[Records from a dataset]

- - - - -

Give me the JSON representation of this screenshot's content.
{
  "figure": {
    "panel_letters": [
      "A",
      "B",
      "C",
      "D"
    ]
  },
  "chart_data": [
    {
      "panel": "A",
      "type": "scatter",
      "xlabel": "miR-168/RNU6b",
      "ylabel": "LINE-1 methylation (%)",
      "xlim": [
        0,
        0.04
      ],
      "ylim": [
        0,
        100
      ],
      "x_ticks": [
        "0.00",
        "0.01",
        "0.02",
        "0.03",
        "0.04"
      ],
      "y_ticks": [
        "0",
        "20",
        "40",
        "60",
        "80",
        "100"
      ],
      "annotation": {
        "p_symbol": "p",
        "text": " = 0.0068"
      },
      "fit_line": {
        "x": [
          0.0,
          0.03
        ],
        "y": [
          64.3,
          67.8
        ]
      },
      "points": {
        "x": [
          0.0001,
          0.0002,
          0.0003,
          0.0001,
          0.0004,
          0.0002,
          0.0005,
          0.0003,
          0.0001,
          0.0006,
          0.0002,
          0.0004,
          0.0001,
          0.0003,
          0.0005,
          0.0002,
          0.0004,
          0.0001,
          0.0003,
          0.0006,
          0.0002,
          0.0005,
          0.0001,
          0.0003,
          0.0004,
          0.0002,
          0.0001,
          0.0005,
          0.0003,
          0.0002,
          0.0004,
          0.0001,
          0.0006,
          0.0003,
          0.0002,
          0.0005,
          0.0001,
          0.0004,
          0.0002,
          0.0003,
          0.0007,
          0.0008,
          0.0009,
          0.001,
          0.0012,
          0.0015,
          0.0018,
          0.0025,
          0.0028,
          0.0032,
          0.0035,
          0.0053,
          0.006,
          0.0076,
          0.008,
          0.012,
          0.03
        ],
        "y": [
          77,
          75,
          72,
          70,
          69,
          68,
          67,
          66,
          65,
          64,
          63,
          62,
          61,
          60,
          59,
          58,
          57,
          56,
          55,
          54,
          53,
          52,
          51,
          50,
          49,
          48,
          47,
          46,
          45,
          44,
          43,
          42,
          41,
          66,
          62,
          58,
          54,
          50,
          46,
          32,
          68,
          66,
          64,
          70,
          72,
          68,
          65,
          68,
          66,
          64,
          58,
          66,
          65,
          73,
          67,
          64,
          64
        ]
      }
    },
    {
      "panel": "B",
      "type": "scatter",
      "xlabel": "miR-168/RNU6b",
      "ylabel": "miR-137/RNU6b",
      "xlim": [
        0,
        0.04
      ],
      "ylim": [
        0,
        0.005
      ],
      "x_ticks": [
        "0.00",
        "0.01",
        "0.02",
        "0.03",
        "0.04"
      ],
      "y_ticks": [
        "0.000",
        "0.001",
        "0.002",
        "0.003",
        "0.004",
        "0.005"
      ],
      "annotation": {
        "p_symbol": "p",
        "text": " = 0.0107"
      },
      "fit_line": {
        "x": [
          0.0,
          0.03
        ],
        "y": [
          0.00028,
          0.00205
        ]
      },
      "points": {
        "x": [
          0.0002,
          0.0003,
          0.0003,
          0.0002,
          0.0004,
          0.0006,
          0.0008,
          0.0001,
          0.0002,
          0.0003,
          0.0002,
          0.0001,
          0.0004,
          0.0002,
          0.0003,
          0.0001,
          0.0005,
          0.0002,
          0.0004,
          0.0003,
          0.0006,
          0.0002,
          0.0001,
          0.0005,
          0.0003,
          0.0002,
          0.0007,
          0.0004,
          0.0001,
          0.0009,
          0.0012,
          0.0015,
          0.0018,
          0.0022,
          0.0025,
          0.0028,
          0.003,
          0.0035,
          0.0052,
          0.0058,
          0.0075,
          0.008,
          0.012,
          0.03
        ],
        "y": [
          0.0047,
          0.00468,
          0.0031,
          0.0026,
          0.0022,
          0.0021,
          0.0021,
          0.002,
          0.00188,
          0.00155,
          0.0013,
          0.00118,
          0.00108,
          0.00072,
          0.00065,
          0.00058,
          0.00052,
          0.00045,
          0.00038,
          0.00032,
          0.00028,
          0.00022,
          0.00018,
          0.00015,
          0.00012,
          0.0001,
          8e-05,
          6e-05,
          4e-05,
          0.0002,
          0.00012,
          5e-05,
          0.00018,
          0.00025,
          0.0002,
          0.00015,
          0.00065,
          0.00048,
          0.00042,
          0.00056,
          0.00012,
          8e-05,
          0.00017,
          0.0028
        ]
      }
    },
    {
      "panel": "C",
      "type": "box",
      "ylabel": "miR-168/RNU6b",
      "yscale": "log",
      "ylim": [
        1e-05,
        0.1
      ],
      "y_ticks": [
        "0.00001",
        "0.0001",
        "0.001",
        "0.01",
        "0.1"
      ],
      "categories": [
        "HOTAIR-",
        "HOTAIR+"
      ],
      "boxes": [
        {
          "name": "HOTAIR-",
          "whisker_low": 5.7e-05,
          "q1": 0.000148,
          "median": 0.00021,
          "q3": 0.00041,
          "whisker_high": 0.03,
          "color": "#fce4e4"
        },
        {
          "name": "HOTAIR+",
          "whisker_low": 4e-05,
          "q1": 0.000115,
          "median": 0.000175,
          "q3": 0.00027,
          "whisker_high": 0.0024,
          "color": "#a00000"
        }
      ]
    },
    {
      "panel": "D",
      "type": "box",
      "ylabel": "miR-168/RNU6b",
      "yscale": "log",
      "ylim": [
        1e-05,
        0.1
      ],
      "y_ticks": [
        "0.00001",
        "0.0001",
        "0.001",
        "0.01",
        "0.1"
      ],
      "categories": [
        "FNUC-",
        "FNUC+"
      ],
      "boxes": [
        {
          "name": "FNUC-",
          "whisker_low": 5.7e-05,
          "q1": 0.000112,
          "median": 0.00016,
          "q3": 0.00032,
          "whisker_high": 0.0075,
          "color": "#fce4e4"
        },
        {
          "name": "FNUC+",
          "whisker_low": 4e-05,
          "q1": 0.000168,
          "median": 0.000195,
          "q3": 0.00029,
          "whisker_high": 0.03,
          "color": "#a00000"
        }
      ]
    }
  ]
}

- - - - -

Every entry must be retyped in full, exactly as given.

● **Solved exercise**
Give me the JSON representation of this screenshot's content.
{
  "figure": {
    "panel_letters": [
      "A",
      "B",
      "C",
      "D"
    ]
  },
  "chart_data": [
    {
      "panel": "A",
      "type": "scatter",
      "xlabel": "miR-168/RNU6b",
      "ylabel": "LINE-1 methylation (%)",
      "xlim": [
        0,
        0.04
      ],
      "ylim": [
        0,
        100
      ],
      "x_ticks": [
        "0.00",
        "0.01",
        "0.02",
        "0.03",
        "0.04"
      ],
      "y_ticks": [
        "0",
        "20",
        "40",
        "60",
        "80",
        "100"
      ],
      "annotation": {
        "p_symbol": "p",
        "text": " = 0.0068"
      },
      "fit_line": {
        "x": [
          0.0,
          0.03
        ],
        "y": [
          64.3,
          67.8
        ]
      },
      "points": {
        "x": [
          0.0001,
          0.0002,
          0.0003,
          0.0001,
          0.0004,
          0.0002,
          0.0005,
          0.0003,
          0.0001,
          0.0006,
          0.0002,
          0.0004,
          0.0001,
          0.0003,
          0.0005,
          0.0002,
          0.0004,
          0.0001,
          0.0003,
          0.0006,
          0.0002,
          0.0005,
          0.0001,
          0.0003,
          0.0004,
          0.0002,
          0.0001,
          0.0005,
          0.0003,
          0.0002,
          0.0004,
          0.0001,
          0.0006,
          0.0003,
          0.0002,
          0.0005,
          0.0001,
          0.0004,
          0.0002,
          0.0003,
          0.0007,
          0.0008,
          0.0009,
          0.001,
          0.0012,
          0.0015,
          0.0018,
          0.0025,
          0.0028,
          0.0032,
          0.0035,
          0.0053,
          0.006,
          0.0076,
          0.008,
          0.012,
          0.03
        ],
        "y": [
          77,
          75,
          72,
          70,
          69,
          68,
          67,
          66,
          65,
          64,
          63,
          62,
          61,
          60,
          59,
          58,
          57,
          56,
          55,
          54,
          53,
          52,
          51,
          50,
          49,
          48,
          47,
          46,
          45,
          44,
          43,
          42,
          41,
          66,
          62,
          58,
          54,
          50,
          46,
          32,
          68,
          66,
          64,
          70,
          72,
          68,
          65,
          68,
          66,
          64,
          58,
          66,
          65,
          73,
          67,
          64,
          64
        ]
      }
    },
    {
      "panel": "B",
      "type": "scatter",
      "xlabel": "miR-168/RNU6b",
      "ylabel": "miR-137/RNU6b",
      "xlim": [
        0,
        0.04
      ],
      "ylim": [
        0,
        0.005
      ],
      "x_ticks": [
        "0.00",
        "0.01",
        "0.02",
        "0.03",
        "0.04"
      ],
      "y_ticks": [
        "0.000",
        "0.001",
        "0.002",
        "0.003",
        "0.004",
        "0.005"
      ],
      "annotation": {
        "p_symbol": "p",
        "text": " = 0.0107"
      },
      "fit_line": {
        "x": [
          0.0,
          0.03
        ],
        "y": [
          0.00028,
          0.00205
        ]
      },
      "points": {
        "x": [
          0.0002,
          0.0003,
          0.0003,
          0.0002,
          0.0004,
          0.0006,
          0.0008,
          0.0001,
          0.0002,
          0.0003,
          0.0002,
          0.0001,
          0.0004,
          0.0002,
          0.0003,
          0.0001,
          0.0005,
          0.0002,
          0.0004,
          0.0003,
          0.0006,
          0.0002,
          0.0001,
          0.0005,
          0.0003,
          0.0002,
          0.0007,
          0.0004,
          0.0001,
          0.0009,
          0.0012,
          0.0015,
          0.0018,
          0.0022,
          0.0025,
          0.0028,
          0.003,
          0.0035,
          0.0052,
          0.0058,
          0.0075,
          0.008,
          0.012,
          0.03
        ],
        "y": [
          0.0047,
          0.00468,
          0.0031,
          0.0026,
          0.0022,
          0.0021,
          0.0021,
          0.002,
          0.00188,
          0.00155,
          0.0013,
          0.00118,
          0.00108,
          0.00072,
          0.00065,
          0.00058,
          0.00052,
          0.00045,
          0.00038,
          0.00032,
          0.00028,
          0.00022,
          0.00018,
          0.00015,
          0.00012,
          0.0001,
          8e-05,
          6e-05,
          4e-05,
          0.0002,
          0.00012,
          5e-05,
          0.00018,
          0.00025,
          0.0002,
          0.00015,
          0.00065,
          0.00048,
          0.00042,
          0.00056,
          0.00012,
          8e-05,
          0.00017,
          0.0028
        ]
      }
    },
    {
      "panel": "C",
      "type": "box",
      "ylabel": "miR-168/RNU6b",
      "yscale": "log",
      "ylim": [
        1e-05,
        0.1
      ],
      "y_ticks": [
        "0.00001",
        "0.0001",
        "0.001",
        "0.01",
        "0.1"
      ],
      "categories": [
        "HOTAIR-",
        "HOTAIR+"
      ],
      "boxes": [
        {
          "name": "HOTAIR-",
          "whisker_low": 5.7e-05,
          "q1": 0.000148,
          "median": 0.00021,
          "q3": 0.00041,
          "whisker_high": 0.03,
          "color": "#fce4e4"
        },
        {
          "name": "HOTAIR+",
          "whisker_low": 4e-05,
          "q1": 0.000115,
          "median": 0.000175,
          "q3": 0.00027,
          "whisker_high": 0.0024,
          "color": "#a00000"
        }
      ]
    },
    {
      "panel": "D",
      "type": "box",
      "ylabel": "miR-168/RNU6b",
      "yscale": "log",
      "ylim": [
        1e-05,
        0.1
      ],
      "y_ticks": [
        "0.00001",
        "0.0001",
        "0.001",
        "0.01",
        "0.1"
      ],
      "categories": [
        "FNUC-",
        "FNUC+"
      ],
      "boxes": [
        {
          "name": "FNUC-",
          "whisker_low": 5.7e-05,
          "q1": 0.000112,
          "median": 0.00016,
          "q3": 0.00032,
          "whisker_high": 0.0075,
          "color": "#fce4e4"
        },
        {
          "name": "FNUC+",
          "whisker_low": 4e-05,
          "q1": 0.000168,
          "median": 0.000195,
          "q3": 0.00029,
          "whisker_high": 0.03,
          "color": "#a00000"
        }
      ]
    }
  ]
}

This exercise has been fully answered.